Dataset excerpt
— START —

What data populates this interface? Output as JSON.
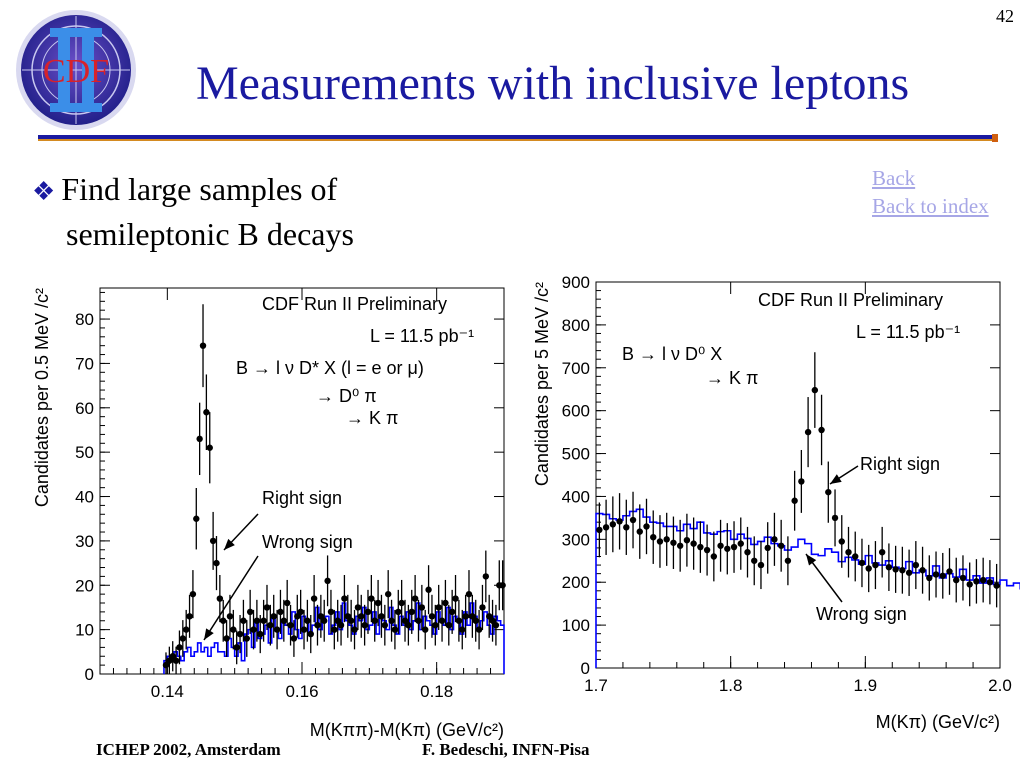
{
  "slide": {
    "number": "42",
    "logo_text": "CDF",
    "title": "Measurements with inclusive leptons",
    "bullet_line1": "Find large samples of",
    "bullet_line2": "semileptonic B decays",
    "links": [
      "Back",
      "Back to index"
    ],
    "footer_left": "ICHEP 2002, Amsterdam",
    "footer_right": "F. Bedeschi, INFN-Pisa"
  },
  "colors": {
    "title": "#1a1aa0",
    "link": "#a6a6e6",
    "wrong_sign_hist": "#0000ff",
    "right_sign_points": "#000000",
    "rule_orange": "#d48a20"
  },
  "chart_data": [
    {
      "type": "scatter",
      "xlabel": "M(Kππ)-M(Kπ) (GeV/c²)",
      "ylabel": "Candidates per 0.5 MeV /c²",
      "xlim": [
        0.13,
        0.19
      ],
      "ylim": [
        0,
        87
      ],
      "xticks": [
        "0.14",
        "0.16",
        "0.18"
      ],
      "yticks": [
        "0",
        "10",
        "20",
        "30",
        "40",
        "50",
        "60",
        "70",
        "80"
      ],
      "annotations": [
        "CDF Run II Preliminary",
        "L = 11.5 pb⁻¹",
        "B → l ν D* X (l = e or μ)",
        "→ D⁰ π",
        "→ K π",
        "Right sign",
        "Wrong sign"
      ],
      "series": [
        {
          "name": "Right sign",
          "style": "points",
          "x": [
            0.1398,
            0.1403,
            0.1408,
            0.1413,
            0.1418,
            0.1423,
            0.1428,
            0.1433,
            0.1438,
            0.1443,
            0.1448,
            0.1453,
            0.1458,
            0.1463,
            0.1468,
            0.1473,
            0.1478,
            0.1483,
            0.1488,
            0.1493,
            0.1498,
            0.1503,
            0.1508,
            0.1513,
            0.1518,
            0.1523,
            0.1528,
            0.1533,
            0.1538,
            0.1543,
            0.1548,
            0.1553,
            0.1558,
            0.1563,
            0.1568,
            0.1573,
            0.1578,
            0.1583,
            0.1588,
            0.1593,
            0.1598,
            0.1603,
            0.1608,
            0.1613,
            0.1618,
            0.1623,
            0.1628,
            0.1633,
            0.1638,
            0.1643,
            0.1648,
            0.1653,
            0.1658,
            0.1663,
            0.1668,
            0.1673,
            0.1678,
            0.1683,
            0.1688,
            0.1693,
            0.1698,
            0.1703,
            0.1708,
            0.1713,
            0.1718,
            0.1723,
            0.1728,
            0.1733,
            0.1738,
            0.1743,
            0.1748,
            0.1753,
            0.1758,
            0.1763,
            0.1768,
            0.1773,
            0.1778,
            0.1783,
            0.1788,
            0.1793,
            0.1798,
            0.1803,
            0.1808,
            0.1813,
            0.1818,
            0.1823,
            0.1828,
            0.1833,
            0.1838,
            0.1843,
            0.1848,
            0.1853,
            0.1858,
            0.1863,
            0.1868,
            0.1873,
            0.1878,
            0.1883,
            0.1888,
            0.1893,
            0.1898
          ],
          "y": [
            2,
            3,
            4,
            3,
            6,
            8,
            10,
            13,
            18,
            35,
            53,
            74,
            59,
            51,
            30,
            25,
            17,
            12,
            8,
            13,
            10,
            6,
            9,
            12,
            8,
            14,
            10,
            12,
            9,
            12,
            15,
            11,
            13,
            10,
            14,
            12,
            16,
            11,
            8,
            13,
            14,
            10,
            12,
            9,
            17,
            11,
            13,
            12,
            21,
            14,
            10,
            12,
            11,
            17,
            13,
            12,
            10,
            15,
            13,
            11,
            14,
            17,
            12,
            16,
            13,
            11,
            18,
            12,
            10,
            14,
            16,
            12,
            11,
            14,
            17,
            12,
            15,
            10,
            19,
            13,
            11,
            15,
            12,
            16,
            11,
            14,
            17,
            12,
            10,
            13,
            18,
            13,
            12,
            10,
            15,
            22,
            13,
            12,
            11,
            20,
            20
          ]
        },
        {
          "name": "Wrong sign",
          "style": "histogram",
          "x_start": 0.1395,
          "bin_width": 0.0005,
          "y": [
            3,
            4,
            3,
            5,
            4,
            3,
            5,
            6,
            4,
            5,
            7,
            5,
            6,
            4,
            6,
            7,
            5,
            5,
            4,
            8,
            6,
            4,
            7,
            3,
            9,
            10,
            6,
            12,
            8,
            9,
            11,
            7,
            13,
            10,
            8,
            12,
            11,
            9,
            14,
            10,
            8,
            13,
            12,
            9,
            11,
            15,
            10,
            12,
            13,
            9,
            11,
            14,
            10,
            16,
            12,
            11,
            9,
            13,
            12,
            15,
            10,
            11,
            14,
            9,
            13,
            12,
            10,
            15,
            11,
            9,
            13,
            11,
            14,
            10,
            12,
            16,
            10,
            13,
            12,
            11,
            9,
            14,
            12,
            11,
            15,
            10,
            13,
            12,
            9,
            14,
            11,
            16,
            13,
            10,
            12,
            14,
            11,
            9,
            13,
            12,
            11
          ]
        }
      ]
    },
    {
      "type": "scatter",
      "xlabel": "M(Kπ) (GeV/c²)",
      "ylabel": "Candidates per 5 MeV /c²",
      "xlim": [
        1.7,
        2.0
      ],
      "ylim": [
        0,
        900
      ],
      "xticks": [
        "1.7",
        "1.8",
        "1.9",
        "2.0"
      ],
      "yticks": [
        "0",
        "100",
        "200",
        "300",
        "400",
        "500",
        "600",
        "700",
        "800",
        "900"
      ],
      "annotations": [
        "CDF Run II Preliminary",
        "L = 11.5 pb⁻¹",
        "B → l ν D⁰ X",
        "→ K π",
        "Right sign",
        "Wrong sign"
      ],
      "series": [
        {
          "name": "Right sign",
          "style": "points",
          "x": [
            1.7025,
            1.7075,
            1.7125,
            1.7175,
            1.7225,
            1.7275,
            1.7325,
            1.7375,
            1.7425,
            1.7475,
            1.7525,
            1.7575,
            1.7625,
            1.7675,
            1.7725,
            1.7775,
            1.7825,
            1.7875,
            1.7925,
            1.7975,
            1.8025,
            1.8075,
            1.8125,
            1.8175,
            1.8225,
            1.8275,
            1.8325,
            1.8375,
            1.8425,
            1.8475,
            1.8525,
            1.8575,
            1.8625,
            1.8675,
            1.8725,
            1.8775,
            1.8825,
            1.8875,
            1.8925,
            1.8975,
            1.9025,
            1.9075,
            1.9125,
            1.9175,
            1.9225,
            1.9275,
            1.9325,
            1.9375,
            1.9425,
            1.9475,
            1.9525,
            1.9575,
            1.9625,
            1.9675,
            1.9725,
            1.9775,
            1.9825,
            1.9875,
            1.9925,
            1.9975
          ],
          "y": [
            322,
            328,
            335,
            342,
            328,
            345,
            318,
            330,
            305,
            295,
            300,
            292,
            285,
            298,
            290,
            282,
            275,
            260,
            285,
            278,
            282,
            290,
            270,
            250,
            240,
            280,
            300,
            285,
            250,
            390,
            435,
            550,
            648,
            555,
            410,
            350,
            295,
            270,
            260,
            245,
            232,
            240,
            270,
            235,
            230,
            228,
            222,
            240,
            228,
            210,
            218,
            215,
            225,
            205,
            210,
            195,
            202,
            205,
            200,
            192
          ]
        },
        {
          "name": "Wrong sign",
          "style": "histogram",
          "x_start": 1.7,
          "bin_width": 0.005,
          "y": [
            360,
            358,
            348,
            345,
            355,
            365,
            370,
            352,
            340,
            338,
            330,
            330,
            320,
            335,
            325,
            340,
            315,
            312,
            318,
            320,
            300,
            312,
            302,
            288,
            295,
            305,
            290,
            285,
            275,
            282,
            300,
            290,
            265,
            262,
            278,
            270,
            248,
            258,
            252,
            242,
            262,
            245,
            240,
            250,
            235,
            232,
            248,
            222,
            228,
            215,
            238,
            210,
            220,
            212,
            230,
            205,
            215,
            198,
            210,
            195,
            205,
            192,
            198,
            185
          ]
        }
      ]
    }
  ]
}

— END —

## WHAT YOU WILL DO
Find the word "ylabel" in the records and pull out each line that has it.

## RIGHT ANSWER
      "ylabel": "Candidates per 0.5 MeV /c²",
      "ylabel": "Candidates per 5 MeV /c²",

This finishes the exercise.